**EXERCISE INPUT**
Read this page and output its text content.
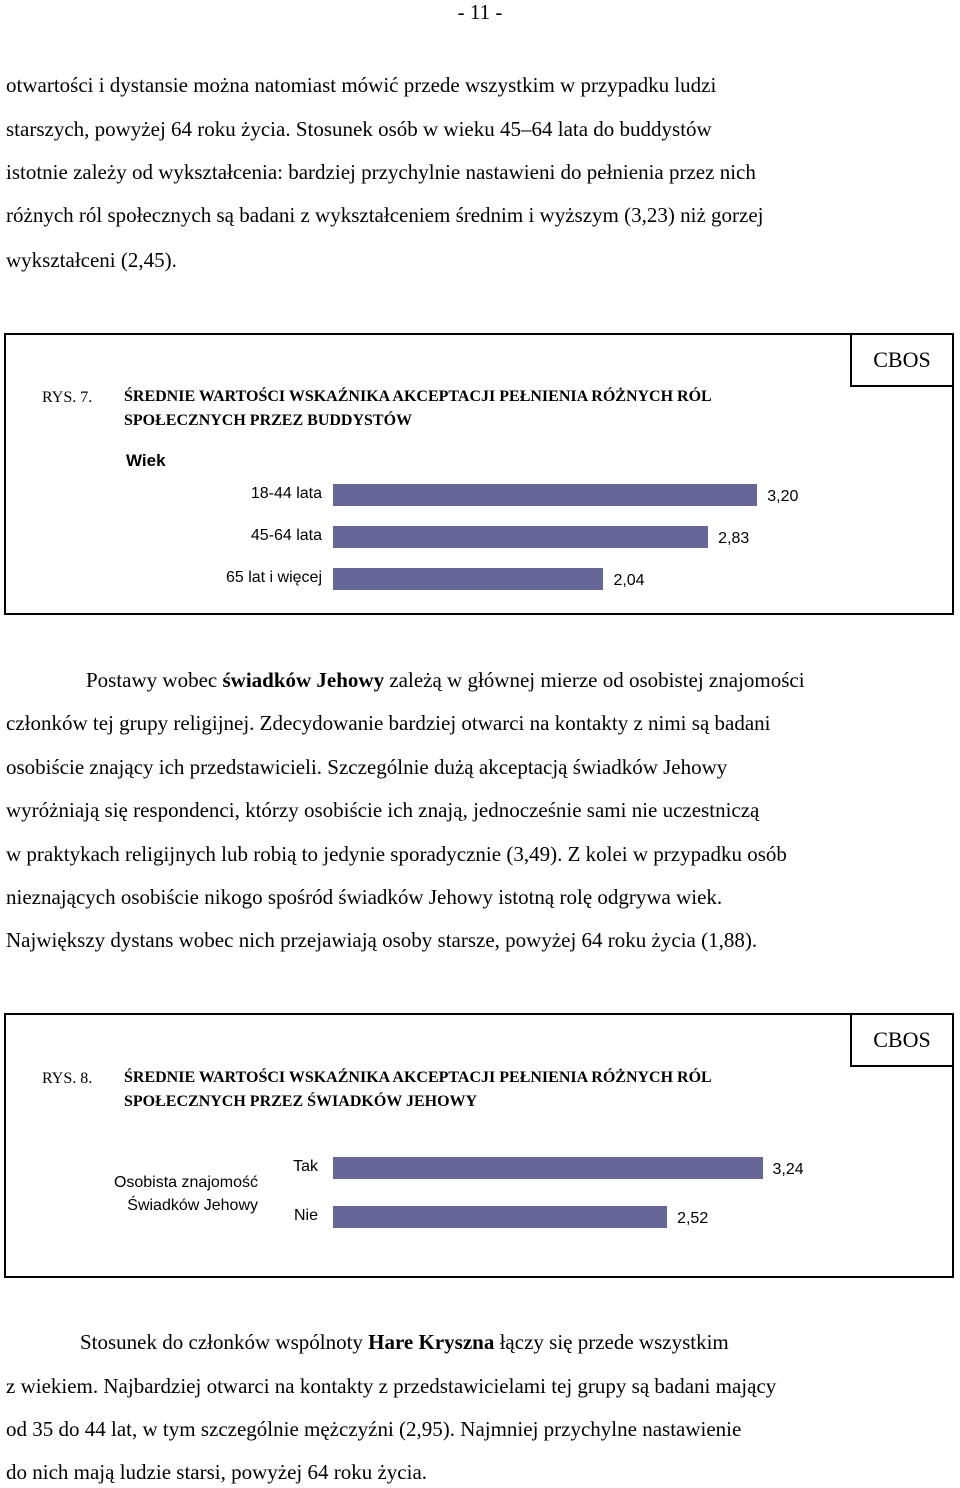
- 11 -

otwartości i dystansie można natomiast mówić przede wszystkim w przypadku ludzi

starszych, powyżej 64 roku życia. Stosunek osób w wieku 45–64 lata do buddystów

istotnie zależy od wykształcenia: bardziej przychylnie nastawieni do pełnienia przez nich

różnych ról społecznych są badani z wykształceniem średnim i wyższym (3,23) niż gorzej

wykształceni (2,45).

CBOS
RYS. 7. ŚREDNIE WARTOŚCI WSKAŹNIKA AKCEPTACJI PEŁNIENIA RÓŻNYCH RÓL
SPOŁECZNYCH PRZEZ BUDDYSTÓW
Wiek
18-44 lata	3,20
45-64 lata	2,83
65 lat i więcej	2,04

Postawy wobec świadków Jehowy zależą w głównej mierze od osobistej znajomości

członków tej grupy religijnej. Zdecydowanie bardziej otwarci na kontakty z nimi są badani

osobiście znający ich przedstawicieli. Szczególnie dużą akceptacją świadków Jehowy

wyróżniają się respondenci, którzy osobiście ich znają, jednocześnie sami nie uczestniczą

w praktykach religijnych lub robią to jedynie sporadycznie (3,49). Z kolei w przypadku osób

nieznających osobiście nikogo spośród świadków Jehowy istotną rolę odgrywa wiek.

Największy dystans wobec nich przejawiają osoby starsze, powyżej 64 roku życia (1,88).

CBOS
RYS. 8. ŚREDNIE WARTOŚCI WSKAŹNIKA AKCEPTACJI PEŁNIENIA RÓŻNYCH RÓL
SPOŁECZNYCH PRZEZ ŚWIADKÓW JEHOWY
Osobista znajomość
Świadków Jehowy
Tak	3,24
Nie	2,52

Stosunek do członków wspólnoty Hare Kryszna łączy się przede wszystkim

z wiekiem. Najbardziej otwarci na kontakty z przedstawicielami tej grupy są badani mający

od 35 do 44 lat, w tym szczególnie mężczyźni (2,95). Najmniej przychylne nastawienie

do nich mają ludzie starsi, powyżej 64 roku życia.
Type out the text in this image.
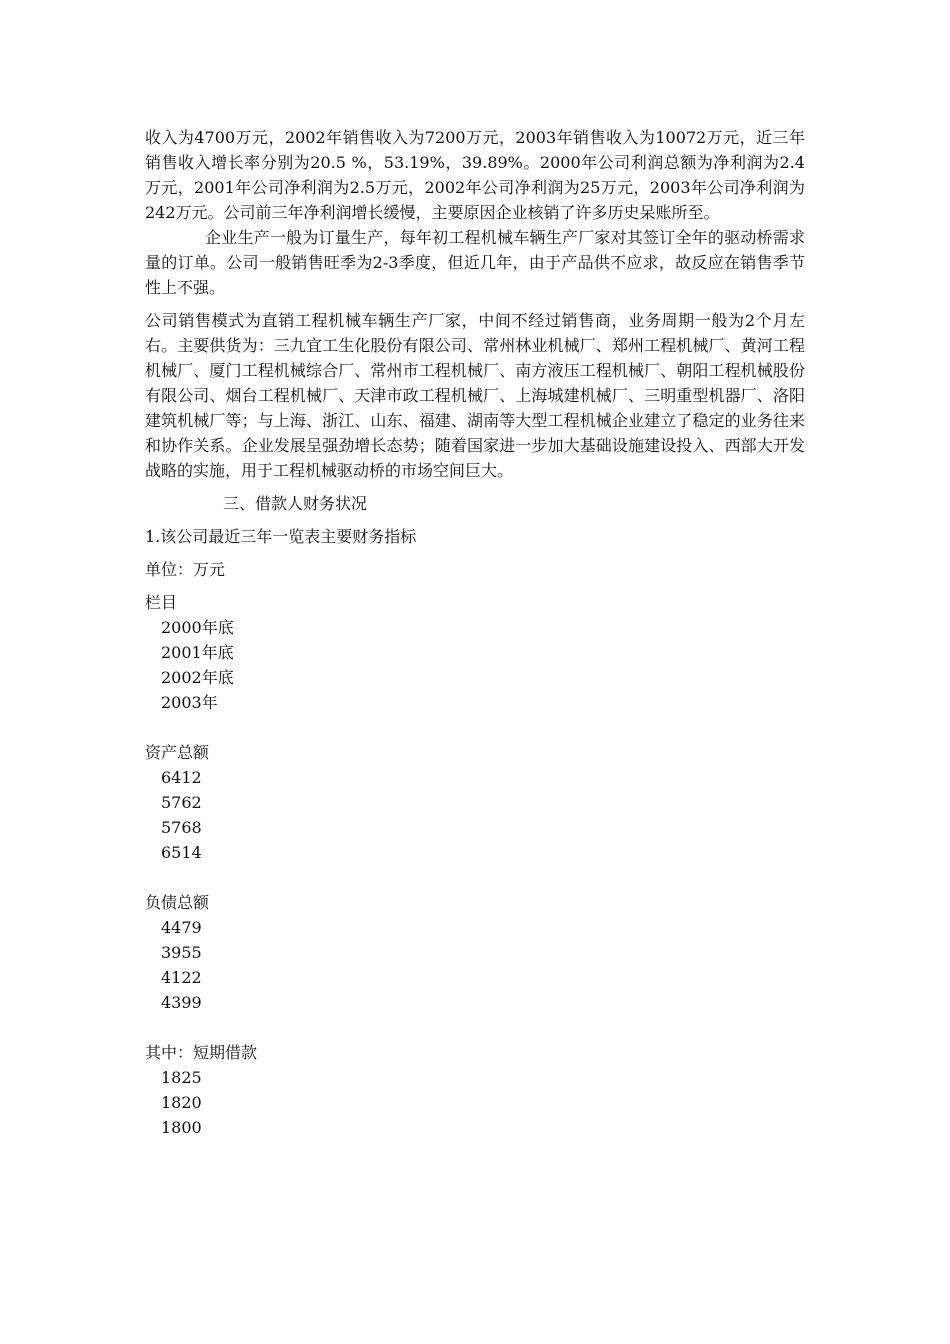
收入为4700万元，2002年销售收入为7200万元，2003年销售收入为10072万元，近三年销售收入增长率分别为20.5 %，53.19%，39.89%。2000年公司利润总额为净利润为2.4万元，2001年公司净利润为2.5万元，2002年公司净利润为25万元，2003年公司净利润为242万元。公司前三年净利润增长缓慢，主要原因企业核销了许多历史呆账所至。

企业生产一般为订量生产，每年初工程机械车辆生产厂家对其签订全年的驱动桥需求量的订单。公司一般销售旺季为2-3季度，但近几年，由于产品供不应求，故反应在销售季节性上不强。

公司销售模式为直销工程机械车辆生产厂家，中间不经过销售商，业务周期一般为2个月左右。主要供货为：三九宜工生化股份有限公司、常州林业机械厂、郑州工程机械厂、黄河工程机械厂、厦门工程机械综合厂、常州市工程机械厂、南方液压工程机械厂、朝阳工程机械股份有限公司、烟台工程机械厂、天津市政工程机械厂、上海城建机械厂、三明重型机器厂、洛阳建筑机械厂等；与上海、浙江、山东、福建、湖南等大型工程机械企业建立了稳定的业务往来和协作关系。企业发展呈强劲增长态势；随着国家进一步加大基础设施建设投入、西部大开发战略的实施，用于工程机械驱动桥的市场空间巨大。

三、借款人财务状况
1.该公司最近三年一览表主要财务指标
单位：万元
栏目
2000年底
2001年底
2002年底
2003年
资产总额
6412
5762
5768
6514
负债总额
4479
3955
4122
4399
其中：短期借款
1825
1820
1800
...
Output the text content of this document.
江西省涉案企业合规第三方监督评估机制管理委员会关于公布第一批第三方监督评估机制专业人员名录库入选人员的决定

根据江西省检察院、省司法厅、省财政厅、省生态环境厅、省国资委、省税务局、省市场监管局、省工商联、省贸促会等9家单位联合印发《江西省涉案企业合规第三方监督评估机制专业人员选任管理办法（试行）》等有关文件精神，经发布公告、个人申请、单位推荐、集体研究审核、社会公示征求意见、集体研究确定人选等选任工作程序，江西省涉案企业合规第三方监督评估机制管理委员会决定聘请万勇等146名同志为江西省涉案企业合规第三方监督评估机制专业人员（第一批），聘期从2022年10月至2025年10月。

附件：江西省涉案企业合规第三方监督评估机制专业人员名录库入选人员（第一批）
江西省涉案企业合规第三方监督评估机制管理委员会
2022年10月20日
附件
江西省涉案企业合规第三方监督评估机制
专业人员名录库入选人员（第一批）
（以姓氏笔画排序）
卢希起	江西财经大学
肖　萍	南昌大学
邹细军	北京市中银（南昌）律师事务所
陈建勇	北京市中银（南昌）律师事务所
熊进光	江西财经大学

**STATED GOAL**
From the records above, copy every line that holds the word "lata".

**EXERCISE OUTPUT**
starszych, powyżej 64 roku życia. Stosunek osób w wieku 45–64 lata do buddystów
18-44 lata	3,20
45-64 lata	2,83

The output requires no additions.